Comb the records below for the string "PLOMO" and copy each line where it turns up.

+ + + + + + +

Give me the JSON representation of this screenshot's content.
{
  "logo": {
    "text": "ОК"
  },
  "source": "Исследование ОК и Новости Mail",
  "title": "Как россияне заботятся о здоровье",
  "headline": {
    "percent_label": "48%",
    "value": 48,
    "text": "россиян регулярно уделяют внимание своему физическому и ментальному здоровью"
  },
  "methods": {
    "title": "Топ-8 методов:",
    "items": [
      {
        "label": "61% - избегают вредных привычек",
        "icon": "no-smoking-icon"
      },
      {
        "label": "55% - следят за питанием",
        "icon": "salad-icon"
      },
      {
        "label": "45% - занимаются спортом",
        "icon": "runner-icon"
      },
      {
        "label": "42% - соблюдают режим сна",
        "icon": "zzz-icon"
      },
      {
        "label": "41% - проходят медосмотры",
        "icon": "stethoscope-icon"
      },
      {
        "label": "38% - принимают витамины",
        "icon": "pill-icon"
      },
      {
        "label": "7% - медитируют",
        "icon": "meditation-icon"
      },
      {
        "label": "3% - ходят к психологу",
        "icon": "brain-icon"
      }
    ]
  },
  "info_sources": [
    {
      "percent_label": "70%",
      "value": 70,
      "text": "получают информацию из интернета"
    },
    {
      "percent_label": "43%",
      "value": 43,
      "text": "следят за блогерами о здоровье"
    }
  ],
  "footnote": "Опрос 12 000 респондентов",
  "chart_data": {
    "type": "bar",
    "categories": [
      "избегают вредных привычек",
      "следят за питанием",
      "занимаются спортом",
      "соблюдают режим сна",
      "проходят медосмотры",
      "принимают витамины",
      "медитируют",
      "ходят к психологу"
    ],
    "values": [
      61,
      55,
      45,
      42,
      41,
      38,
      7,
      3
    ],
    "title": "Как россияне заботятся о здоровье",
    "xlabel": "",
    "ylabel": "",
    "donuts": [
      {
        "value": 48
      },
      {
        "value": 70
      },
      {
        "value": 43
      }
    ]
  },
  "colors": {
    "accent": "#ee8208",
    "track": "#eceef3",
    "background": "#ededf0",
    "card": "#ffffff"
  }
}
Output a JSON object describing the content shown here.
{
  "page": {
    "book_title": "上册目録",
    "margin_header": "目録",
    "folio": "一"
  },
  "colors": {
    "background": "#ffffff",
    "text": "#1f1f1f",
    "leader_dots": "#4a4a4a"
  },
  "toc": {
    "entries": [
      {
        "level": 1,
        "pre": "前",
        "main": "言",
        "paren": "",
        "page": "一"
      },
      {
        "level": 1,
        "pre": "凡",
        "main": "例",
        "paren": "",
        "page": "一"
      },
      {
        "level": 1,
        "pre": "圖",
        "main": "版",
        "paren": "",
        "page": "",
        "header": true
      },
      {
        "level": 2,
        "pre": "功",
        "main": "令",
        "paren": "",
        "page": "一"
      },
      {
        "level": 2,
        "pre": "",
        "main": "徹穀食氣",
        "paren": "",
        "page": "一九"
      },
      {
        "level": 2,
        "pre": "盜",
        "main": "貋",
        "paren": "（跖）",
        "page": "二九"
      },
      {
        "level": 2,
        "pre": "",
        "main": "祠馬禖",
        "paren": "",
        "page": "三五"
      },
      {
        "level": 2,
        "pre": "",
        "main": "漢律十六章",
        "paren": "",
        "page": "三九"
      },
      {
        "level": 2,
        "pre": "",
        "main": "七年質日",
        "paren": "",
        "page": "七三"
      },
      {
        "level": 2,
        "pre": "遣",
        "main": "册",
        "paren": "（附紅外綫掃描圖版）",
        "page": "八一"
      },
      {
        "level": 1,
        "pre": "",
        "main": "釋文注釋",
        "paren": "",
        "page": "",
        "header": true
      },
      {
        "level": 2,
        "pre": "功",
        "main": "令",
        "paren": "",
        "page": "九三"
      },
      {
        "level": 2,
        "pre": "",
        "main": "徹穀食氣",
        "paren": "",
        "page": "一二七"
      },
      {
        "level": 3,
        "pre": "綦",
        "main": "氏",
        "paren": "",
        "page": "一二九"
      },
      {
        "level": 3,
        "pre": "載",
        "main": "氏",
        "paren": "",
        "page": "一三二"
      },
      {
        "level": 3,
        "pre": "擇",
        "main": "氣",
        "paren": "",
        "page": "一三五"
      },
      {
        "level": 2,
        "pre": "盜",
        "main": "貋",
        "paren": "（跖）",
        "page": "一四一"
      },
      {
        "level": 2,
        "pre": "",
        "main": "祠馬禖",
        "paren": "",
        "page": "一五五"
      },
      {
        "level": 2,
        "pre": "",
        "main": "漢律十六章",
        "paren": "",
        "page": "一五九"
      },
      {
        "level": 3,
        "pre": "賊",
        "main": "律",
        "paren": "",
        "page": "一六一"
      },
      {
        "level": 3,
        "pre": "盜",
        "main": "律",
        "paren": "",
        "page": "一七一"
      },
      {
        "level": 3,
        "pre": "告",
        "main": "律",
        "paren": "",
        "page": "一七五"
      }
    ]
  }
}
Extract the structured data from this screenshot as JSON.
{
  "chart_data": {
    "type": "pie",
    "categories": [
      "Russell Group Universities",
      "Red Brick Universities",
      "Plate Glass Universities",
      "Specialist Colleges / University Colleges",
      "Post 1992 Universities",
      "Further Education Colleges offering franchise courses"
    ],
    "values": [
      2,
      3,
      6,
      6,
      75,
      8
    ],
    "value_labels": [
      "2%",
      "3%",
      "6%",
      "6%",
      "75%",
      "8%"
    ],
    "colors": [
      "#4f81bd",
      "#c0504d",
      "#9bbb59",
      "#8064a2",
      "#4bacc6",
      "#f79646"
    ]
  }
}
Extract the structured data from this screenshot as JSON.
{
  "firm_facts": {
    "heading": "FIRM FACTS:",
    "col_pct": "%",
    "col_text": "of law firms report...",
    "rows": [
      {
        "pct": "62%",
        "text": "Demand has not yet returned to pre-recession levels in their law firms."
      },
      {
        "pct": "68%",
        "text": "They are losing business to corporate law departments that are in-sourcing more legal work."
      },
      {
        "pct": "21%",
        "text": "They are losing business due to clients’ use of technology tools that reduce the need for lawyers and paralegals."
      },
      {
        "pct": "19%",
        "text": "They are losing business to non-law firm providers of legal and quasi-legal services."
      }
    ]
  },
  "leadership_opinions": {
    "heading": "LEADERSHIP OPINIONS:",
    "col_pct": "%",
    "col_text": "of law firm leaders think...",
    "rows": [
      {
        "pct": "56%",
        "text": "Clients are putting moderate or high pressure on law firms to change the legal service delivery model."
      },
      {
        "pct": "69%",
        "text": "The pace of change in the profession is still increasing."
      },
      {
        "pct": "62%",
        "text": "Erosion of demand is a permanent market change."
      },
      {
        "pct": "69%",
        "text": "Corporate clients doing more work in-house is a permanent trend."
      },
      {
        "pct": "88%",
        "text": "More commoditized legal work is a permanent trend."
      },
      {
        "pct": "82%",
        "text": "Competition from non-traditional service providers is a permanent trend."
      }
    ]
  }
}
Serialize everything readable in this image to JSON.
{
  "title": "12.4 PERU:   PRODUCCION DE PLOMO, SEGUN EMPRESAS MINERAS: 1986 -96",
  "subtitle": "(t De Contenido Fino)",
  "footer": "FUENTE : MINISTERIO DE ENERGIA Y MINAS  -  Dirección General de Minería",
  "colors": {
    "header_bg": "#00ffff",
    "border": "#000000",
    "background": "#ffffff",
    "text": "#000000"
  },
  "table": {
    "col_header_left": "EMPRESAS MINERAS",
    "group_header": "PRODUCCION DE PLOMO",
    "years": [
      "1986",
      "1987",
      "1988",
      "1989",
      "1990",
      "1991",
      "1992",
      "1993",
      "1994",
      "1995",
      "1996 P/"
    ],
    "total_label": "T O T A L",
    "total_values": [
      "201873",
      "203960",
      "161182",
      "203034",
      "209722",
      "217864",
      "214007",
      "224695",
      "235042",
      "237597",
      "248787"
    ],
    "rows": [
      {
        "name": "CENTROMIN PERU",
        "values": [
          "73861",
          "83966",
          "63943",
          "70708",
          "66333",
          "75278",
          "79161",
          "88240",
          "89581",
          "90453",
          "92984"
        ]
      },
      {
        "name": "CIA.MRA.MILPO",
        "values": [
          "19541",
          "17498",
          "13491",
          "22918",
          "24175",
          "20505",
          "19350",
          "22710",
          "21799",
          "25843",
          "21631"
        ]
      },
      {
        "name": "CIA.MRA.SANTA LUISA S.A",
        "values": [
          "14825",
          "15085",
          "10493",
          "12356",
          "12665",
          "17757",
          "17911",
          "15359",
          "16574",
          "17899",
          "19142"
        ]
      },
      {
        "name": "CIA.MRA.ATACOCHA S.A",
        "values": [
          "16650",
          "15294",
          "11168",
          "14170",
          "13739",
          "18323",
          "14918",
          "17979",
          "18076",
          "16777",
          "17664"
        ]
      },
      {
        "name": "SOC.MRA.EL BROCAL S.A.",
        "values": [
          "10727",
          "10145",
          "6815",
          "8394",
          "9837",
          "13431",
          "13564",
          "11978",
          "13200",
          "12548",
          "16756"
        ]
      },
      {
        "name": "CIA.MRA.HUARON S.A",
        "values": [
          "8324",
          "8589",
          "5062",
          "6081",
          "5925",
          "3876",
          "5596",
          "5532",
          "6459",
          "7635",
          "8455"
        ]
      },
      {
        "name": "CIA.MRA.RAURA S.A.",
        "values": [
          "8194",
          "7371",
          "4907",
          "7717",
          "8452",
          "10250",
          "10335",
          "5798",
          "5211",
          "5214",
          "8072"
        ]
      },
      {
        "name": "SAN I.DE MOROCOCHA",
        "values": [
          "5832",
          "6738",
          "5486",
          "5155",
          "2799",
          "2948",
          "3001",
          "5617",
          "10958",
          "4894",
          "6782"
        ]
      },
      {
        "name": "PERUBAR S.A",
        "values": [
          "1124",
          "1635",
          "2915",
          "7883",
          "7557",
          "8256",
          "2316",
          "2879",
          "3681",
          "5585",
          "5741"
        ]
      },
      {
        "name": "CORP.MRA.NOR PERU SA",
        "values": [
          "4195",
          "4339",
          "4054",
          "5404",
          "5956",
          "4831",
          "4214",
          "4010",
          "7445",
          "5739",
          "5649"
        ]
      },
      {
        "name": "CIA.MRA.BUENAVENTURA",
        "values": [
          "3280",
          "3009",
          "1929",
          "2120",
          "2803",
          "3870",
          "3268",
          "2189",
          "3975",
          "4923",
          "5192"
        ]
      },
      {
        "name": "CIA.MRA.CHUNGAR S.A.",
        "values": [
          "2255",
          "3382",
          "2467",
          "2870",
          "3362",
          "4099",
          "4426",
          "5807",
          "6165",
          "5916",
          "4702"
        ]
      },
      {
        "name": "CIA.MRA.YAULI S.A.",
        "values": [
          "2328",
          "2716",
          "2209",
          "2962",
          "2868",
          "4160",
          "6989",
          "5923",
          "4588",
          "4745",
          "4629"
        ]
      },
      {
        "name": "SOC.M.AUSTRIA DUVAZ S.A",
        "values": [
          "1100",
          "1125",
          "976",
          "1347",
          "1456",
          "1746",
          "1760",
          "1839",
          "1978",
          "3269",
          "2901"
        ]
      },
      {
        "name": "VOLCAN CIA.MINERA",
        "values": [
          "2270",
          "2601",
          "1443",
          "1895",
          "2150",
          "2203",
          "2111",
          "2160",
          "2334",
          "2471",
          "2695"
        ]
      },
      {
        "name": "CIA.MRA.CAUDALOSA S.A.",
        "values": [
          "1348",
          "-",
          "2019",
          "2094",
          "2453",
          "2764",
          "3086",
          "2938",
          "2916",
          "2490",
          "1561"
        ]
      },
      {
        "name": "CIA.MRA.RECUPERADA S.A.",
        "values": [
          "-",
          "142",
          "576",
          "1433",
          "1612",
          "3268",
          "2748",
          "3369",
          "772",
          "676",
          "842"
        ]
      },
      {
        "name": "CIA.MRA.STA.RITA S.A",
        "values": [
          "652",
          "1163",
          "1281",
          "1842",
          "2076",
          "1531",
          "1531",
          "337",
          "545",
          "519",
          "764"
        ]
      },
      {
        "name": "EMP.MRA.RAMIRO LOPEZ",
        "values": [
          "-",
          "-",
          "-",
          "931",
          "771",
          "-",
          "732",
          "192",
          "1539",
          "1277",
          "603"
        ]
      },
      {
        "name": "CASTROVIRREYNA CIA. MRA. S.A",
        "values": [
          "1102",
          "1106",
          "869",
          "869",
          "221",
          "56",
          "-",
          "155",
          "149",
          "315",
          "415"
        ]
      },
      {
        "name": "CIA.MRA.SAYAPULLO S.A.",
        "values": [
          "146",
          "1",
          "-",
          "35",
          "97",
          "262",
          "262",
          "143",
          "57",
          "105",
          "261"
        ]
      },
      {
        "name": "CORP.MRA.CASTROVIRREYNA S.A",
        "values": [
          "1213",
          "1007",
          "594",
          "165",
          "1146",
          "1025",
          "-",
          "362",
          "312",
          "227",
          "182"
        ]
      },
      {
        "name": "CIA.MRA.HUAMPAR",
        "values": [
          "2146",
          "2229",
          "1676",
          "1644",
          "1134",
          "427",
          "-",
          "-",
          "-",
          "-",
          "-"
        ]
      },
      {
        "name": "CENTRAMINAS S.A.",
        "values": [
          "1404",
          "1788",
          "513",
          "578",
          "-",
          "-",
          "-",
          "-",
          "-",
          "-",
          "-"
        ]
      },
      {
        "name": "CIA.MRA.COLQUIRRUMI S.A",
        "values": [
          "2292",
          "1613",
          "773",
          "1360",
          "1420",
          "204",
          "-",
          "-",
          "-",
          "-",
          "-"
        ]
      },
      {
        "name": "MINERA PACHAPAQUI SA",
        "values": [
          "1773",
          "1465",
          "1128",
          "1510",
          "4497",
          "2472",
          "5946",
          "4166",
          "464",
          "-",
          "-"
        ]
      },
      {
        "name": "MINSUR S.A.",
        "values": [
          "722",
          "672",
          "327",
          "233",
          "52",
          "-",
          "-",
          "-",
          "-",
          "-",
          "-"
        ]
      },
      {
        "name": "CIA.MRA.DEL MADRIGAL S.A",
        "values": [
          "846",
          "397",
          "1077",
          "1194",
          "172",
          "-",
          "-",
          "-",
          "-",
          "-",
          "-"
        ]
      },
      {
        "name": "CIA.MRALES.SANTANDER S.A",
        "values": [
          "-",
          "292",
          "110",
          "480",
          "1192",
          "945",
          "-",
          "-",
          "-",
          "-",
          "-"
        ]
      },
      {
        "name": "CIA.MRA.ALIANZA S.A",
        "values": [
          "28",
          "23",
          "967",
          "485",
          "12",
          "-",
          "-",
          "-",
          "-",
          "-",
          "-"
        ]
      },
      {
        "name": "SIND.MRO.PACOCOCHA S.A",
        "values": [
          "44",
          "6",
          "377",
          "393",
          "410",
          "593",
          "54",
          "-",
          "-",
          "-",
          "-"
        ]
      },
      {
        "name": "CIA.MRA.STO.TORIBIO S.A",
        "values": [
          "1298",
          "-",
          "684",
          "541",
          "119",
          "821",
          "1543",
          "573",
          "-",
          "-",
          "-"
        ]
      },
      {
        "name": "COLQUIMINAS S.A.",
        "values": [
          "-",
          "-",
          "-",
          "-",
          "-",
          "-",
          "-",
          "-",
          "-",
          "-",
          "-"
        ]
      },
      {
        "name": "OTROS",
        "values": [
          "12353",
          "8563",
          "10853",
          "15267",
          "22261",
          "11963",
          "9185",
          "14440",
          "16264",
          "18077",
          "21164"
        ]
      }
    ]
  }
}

+ + + + + + +

● **OUTPUT**:
  "title": "12.4 PERU:   PRODUCCION DE PLOMO, SEGUN EMPRESAS MINERAS: 1986 -96",
    "group_header": "PRODUCCION DE PLOMO",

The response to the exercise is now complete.